## Data extracts

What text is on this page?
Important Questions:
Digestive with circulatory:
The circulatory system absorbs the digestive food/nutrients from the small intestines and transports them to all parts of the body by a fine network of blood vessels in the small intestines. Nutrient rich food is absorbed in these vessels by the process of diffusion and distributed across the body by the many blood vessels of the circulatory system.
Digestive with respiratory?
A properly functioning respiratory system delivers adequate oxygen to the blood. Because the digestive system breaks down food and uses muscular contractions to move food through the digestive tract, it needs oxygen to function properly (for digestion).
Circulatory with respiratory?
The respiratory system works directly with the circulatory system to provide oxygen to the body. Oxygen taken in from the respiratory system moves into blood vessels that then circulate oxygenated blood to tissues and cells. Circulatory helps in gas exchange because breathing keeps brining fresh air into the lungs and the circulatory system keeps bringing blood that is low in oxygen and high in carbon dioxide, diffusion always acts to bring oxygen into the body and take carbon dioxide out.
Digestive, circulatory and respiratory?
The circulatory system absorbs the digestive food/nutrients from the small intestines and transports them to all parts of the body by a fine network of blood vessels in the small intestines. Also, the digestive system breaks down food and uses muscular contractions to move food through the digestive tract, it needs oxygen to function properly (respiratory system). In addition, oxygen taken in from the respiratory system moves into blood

## To do
Reproduce the entries exactly. Every word has to stay the same.

## Solution to the exercise
What text is on this page?
Important Questions:
Digestive with circulatory:
The circulatory system absorbs the digestive food/nutrients from the small intestines and transports them to all parts of the body by a fine network of blood vessels in the small intestines. Nutrient rich food is absorbed in these vessels by the process of diffusion and distributed across the body by the many blood vessels of the circulatory system.
Digestive with respiratory?
A properly functioning respiratory system delivers adequate oxygen to the blood. Because the digestive system breaks down food and uses muscular contractions to move food through the digestive tract, it needs oxygen to function properly (for digestion).
Circulatory with respiratory?
The respiratory system works directly with the circulatory system to provide oxygen to the body. Oxygen taken in from the respiratory system moves into blood vessels that then circulate oxygenated blood to tissues and cells. Circulatory helps in gas exchange because breathing keeps brining fresh air into the lungs and the circulatory system keeps bringing blood that is low in oxygen and high in carbon dioxide, diffusion always acts to bring oxygen into the body and take carbon dioxide out.
Digestive, circulatory and respiratory?
The circulatory system absorbs the digestive food/nutrients from the small intestines and transports them to all parts of the body by a fine network of blood vessels in the small intestines. Also, the digestive system breaks down food and uses muscular contractions to move food through the digestive tract, it needs oxygen to function properly (respiratory system). In addition, oxygen taken in from the respiratory system moves into blood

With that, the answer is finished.